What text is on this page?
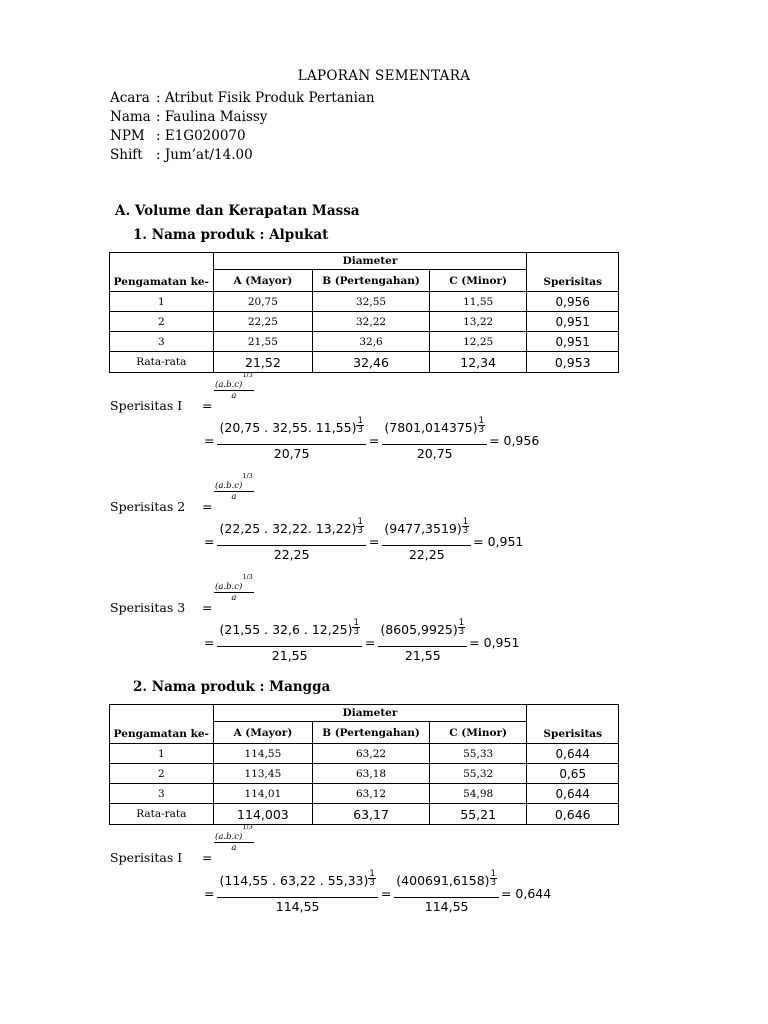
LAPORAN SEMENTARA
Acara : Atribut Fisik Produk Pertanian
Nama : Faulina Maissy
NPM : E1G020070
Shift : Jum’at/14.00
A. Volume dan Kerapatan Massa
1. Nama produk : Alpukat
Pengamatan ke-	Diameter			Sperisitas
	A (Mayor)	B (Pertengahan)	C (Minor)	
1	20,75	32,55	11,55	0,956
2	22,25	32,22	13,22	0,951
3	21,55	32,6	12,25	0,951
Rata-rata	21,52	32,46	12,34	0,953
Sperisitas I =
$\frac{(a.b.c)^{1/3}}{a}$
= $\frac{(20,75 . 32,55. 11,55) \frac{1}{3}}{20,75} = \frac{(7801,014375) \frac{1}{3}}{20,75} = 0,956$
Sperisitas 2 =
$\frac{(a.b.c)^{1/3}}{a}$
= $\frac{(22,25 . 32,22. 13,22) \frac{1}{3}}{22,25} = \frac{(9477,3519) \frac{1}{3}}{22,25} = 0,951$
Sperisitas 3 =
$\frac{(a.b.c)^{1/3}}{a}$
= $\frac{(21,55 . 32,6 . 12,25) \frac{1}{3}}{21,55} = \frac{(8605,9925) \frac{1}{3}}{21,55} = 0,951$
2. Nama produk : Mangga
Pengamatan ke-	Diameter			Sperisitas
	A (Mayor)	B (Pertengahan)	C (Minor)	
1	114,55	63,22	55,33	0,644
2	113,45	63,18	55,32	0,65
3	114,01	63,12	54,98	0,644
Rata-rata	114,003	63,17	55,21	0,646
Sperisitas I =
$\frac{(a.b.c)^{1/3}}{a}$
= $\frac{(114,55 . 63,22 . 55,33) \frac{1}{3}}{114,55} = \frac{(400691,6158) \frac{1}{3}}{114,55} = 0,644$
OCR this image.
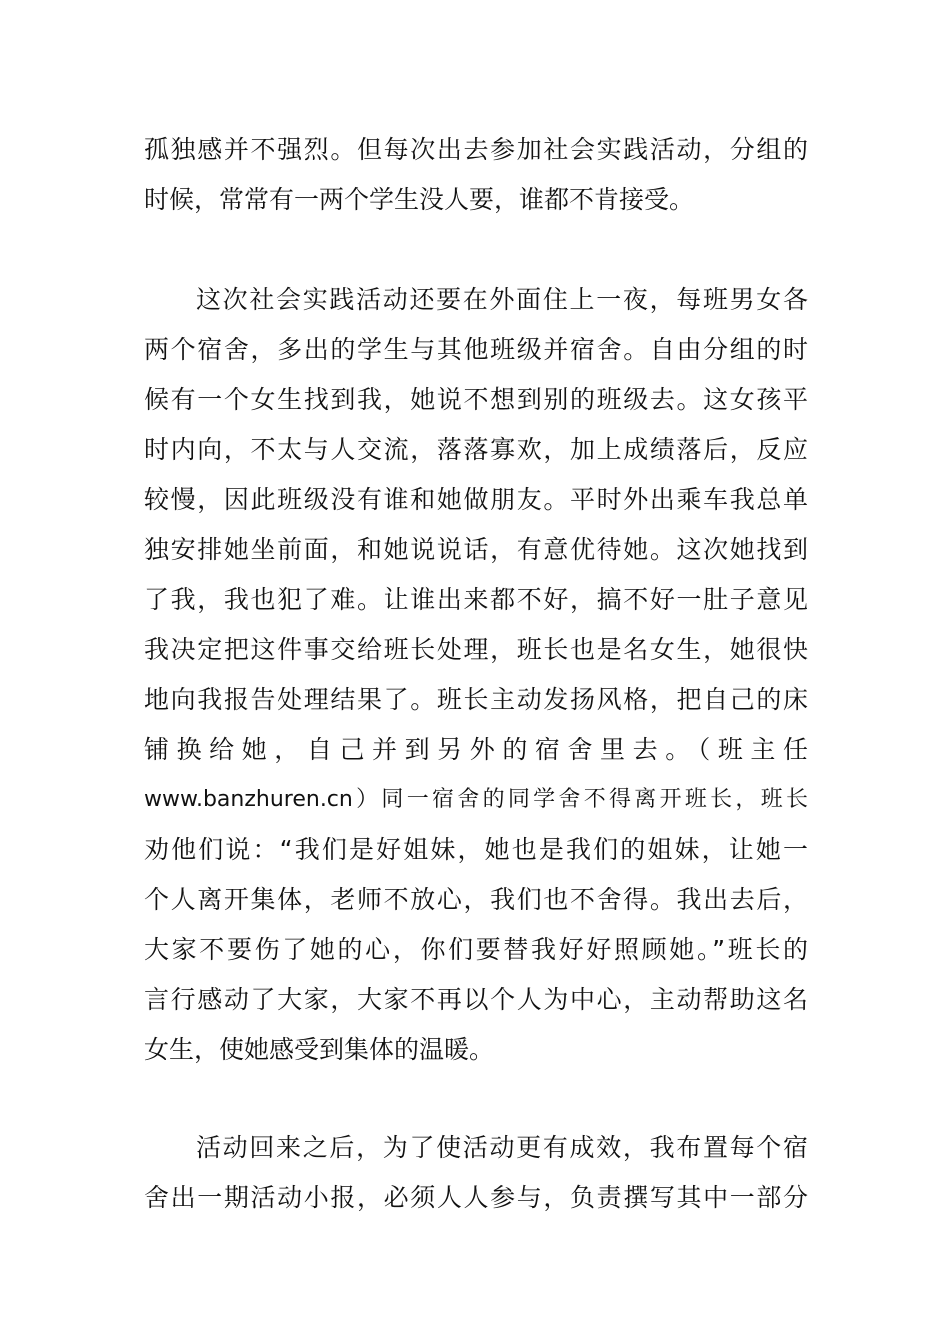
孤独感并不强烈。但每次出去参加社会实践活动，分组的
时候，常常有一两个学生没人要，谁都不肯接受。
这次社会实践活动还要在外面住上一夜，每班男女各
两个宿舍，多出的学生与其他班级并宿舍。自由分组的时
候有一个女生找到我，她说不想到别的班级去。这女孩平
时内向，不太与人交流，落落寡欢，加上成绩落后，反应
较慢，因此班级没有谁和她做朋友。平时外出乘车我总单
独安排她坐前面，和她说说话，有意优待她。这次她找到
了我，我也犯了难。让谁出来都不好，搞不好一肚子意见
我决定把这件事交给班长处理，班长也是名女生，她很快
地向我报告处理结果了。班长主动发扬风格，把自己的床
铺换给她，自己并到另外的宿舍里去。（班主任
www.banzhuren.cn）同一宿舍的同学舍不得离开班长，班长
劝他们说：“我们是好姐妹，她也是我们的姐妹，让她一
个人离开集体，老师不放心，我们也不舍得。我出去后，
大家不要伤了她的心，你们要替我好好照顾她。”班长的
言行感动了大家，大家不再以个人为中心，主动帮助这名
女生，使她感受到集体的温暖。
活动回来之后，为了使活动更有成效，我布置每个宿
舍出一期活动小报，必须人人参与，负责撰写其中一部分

━━━━━━

Transcribe the material exactly, leaving every picture out.

### Full answer:
What text is on this page?
LAPORAN SEMENTARA
Acara : Atribut Fisik Produk Pertanian
Nama : Faulina Maissy
NPM : E1G020070
Shift : Jum’at/14.00
A. Volume dan Kerapatan Massa
1. Nama produk : Alpukat
Pengamatan ke-	Diameter			Sperisitas
	A (Mayor)	B (Pertengahan)	C (Minor)	
1	20,75	32,55	11,55	0,956
2	22,25	32,22	13,22	0,951
3	21,55	32,6	12,25	0,951
Rata-rata	21,52	32,46	12,34	0,953
Sperisitas I =
$\frac{(a.b.c)^{1/3}}{a}$
= $\frac{(20,75 . 32,55. 11,55) \frac{1}{3}}{20,75} = \frac{(7801,014375) \frac{1}{3}}{20,75} = 0,956$
Sperisitas 2 =
$\frac{(a.b.c)^{1/3}}{a}$
= $\frac{(22,25 . 32,22. 13,22) \frac{1}{3}}{22,25} = \frac{(9477,3519) \frac{1}{3}}{22,25} = 0,951$
Sperisitas 3 =
$\frac{(a.b.c)^{1/3}}{a}$
= $\frac{(21,55 . 32,6 . 12,25) \frac{1}{3}}{21,55} = \frac{(8605,9925) \frac{1}{3}}{21,55} = 0,951$
2. Nama produk : Mangga
Pengamatan ke-	Diameter			Sperisitas
	A (Mayor)	B (Pertengahan)	C (Minor)	
1	114,55	63,22	55,33	0,644
2	113,45	63,18	55,32	0,65
3	114,01	63,12	54,98	0,644
Rata-rata	114,003	63,17	55,21	0,646
Sperisitas I =
$\frac{(a.b.c)^{1/3}}{a}$
= $\frac{(114,55 . 63,22 . 55,33) \frac{1}{3}}{114,55} = \frac{(400691,6158) \frac{1}{3}}{114,55} = 0,644$
OCR this image.
孤独感并不强烈。但每次出去参加社会实践活动，分组的
时候，常常有一两个学生没人要，谁都不肯接受。
这次社会实践活动还要在外面住上一夜，每班男女各
两个宿舍，多出的学生与其他班级并宿舍。自由分组的时
候有一个女生找到我，她说不想到别的班级去。这女孩平
时内向，不太与人交流，落落寡欢，加上成绩落后，反应
较慢，因此班级没有谁和她做朋友。平时外出乘车我总单
独安排她坐前面，和她说说话，有意优待她。这次她找到
了我，我也犯了难。让谁出来都不好，搞不好一肚子意见
我决定把这件事交给班长处理，班长也是名女生，她很快
地向我报告处理结果了。班长主动发扬风格，把自己的床
铺换给她，自己并到另外的宿舍里去。（班主任
www.banzhuren.cn）同一宿舍的同学舍不得离开班长，班长
劝他们说：“我们是好姐妹，她也是我们的姐妹，让她一
个人离开集体，老师不放心，我们也不舍得。我出去后，
大家不要伤了她的心，你们要替我好好照顾她。”班长的
言行感动了大家，大家不再以个人为中心，主动帮助这名
女生，使她感受到集体的温暖。
活动回来之后，为了使活动更有成效，我布置每个宿
舍出一期活动小报，必须人人参与，负责撰写其中一部分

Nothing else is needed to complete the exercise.